● Given records:
========================

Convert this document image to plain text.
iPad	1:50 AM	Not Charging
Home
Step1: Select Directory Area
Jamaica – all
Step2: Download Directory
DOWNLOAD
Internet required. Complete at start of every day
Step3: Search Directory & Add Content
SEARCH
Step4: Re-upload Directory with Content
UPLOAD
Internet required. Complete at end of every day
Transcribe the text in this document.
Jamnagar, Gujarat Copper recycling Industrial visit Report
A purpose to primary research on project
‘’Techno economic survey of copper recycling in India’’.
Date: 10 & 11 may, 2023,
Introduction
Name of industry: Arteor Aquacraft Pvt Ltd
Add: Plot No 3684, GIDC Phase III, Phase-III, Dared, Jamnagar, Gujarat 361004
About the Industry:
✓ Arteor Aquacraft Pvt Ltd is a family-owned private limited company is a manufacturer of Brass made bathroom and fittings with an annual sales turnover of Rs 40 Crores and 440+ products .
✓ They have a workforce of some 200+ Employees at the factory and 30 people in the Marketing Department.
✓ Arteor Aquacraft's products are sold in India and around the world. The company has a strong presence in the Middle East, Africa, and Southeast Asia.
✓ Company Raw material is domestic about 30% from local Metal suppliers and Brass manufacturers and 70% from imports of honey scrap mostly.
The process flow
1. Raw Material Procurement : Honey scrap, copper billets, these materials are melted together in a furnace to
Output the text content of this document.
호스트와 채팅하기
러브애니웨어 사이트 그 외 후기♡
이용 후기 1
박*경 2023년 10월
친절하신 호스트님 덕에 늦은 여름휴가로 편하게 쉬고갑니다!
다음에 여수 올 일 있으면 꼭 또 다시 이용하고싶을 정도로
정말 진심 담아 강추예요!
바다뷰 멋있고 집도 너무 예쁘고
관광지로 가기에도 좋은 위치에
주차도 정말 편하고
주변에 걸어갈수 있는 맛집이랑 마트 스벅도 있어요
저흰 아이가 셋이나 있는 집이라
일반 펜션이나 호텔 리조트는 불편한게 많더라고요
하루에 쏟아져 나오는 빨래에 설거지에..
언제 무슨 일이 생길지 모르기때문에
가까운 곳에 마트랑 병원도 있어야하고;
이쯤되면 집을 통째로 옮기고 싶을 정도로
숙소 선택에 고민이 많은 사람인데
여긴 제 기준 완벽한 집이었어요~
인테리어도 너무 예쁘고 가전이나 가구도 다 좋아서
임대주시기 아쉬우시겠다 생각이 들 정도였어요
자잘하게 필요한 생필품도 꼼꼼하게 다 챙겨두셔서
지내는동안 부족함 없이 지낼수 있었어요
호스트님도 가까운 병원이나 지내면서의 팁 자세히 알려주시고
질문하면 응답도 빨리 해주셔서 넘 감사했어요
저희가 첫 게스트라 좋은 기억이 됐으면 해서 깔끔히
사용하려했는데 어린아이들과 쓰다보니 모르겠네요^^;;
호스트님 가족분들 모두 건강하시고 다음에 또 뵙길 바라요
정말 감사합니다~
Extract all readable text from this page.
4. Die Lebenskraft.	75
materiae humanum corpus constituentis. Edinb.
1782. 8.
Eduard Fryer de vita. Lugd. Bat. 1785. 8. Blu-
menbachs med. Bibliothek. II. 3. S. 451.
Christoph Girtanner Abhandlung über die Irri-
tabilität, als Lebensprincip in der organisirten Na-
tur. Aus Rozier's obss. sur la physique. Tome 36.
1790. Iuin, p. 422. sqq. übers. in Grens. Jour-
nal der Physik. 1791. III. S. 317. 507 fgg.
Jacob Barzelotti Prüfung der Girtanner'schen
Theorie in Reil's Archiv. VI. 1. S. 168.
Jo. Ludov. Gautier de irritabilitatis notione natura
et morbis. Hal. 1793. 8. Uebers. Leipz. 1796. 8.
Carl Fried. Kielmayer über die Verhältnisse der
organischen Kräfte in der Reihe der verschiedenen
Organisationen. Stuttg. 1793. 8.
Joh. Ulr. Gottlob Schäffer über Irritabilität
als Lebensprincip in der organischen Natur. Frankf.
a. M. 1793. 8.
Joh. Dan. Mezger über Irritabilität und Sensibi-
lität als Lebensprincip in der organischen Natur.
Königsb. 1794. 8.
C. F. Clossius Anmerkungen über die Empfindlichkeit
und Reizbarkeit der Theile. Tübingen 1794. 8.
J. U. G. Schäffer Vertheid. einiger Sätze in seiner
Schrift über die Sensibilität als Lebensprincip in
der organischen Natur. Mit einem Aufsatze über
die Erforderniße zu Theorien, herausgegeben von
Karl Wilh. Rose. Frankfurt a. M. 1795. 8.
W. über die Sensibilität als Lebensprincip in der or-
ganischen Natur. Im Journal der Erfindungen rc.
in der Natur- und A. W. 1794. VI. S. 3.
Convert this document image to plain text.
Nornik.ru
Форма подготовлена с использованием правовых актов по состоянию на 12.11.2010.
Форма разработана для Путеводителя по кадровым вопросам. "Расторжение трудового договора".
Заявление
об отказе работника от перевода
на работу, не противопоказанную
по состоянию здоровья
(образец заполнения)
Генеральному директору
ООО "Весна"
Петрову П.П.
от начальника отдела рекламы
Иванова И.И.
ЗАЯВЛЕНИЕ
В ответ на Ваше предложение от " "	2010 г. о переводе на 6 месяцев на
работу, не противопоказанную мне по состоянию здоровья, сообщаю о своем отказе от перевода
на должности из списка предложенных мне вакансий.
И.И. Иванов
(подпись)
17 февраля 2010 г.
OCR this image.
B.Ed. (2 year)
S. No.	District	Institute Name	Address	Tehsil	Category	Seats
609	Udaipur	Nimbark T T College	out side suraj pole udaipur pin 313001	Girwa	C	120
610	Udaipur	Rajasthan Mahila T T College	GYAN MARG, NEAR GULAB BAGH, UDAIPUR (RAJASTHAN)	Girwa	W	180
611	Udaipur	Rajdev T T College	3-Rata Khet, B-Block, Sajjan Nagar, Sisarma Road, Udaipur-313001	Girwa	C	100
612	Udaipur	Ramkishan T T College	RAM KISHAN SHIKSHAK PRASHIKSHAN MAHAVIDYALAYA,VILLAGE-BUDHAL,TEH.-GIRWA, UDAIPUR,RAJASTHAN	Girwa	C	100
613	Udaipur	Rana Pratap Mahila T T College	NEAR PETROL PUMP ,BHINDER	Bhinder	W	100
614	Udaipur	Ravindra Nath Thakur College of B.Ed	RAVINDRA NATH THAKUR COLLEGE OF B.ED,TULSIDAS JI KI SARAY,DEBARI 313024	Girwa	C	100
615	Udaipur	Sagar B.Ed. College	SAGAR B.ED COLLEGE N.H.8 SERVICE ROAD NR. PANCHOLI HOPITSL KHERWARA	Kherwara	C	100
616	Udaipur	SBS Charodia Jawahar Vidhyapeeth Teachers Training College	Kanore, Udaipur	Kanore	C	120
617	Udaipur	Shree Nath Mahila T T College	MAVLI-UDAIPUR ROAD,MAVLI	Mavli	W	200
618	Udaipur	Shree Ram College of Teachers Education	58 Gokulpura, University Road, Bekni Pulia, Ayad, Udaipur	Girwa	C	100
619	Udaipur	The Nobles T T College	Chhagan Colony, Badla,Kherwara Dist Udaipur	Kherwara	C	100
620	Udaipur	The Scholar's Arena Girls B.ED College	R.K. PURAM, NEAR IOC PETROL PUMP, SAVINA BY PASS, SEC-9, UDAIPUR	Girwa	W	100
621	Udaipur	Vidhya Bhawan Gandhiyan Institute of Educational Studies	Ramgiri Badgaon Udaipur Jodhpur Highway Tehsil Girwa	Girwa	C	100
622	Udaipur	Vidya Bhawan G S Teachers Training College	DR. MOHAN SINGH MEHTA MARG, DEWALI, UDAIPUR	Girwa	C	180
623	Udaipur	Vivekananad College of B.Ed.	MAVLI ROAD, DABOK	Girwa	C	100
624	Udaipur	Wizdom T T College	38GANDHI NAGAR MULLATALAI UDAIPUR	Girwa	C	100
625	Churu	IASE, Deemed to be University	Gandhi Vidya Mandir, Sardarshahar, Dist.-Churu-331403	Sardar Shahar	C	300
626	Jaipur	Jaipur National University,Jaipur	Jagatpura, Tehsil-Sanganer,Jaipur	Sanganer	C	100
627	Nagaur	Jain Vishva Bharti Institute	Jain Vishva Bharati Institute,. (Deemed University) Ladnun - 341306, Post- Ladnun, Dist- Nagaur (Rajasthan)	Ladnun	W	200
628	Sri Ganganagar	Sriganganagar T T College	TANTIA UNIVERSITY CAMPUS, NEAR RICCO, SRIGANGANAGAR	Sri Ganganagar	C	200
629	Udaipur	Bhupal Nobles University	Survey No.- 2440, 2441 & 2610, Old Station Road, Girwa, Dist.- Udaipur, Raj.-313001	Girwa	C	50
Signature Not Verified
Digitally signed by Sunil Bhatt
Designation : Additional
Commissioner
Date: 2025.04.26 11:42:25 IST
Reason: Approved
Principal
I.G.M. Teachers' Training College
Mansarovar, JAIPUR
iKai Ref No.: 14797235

========================

● What is needed: Give only the count of lines in this material that contain the string "Kherwara".

● Exercise answer: 2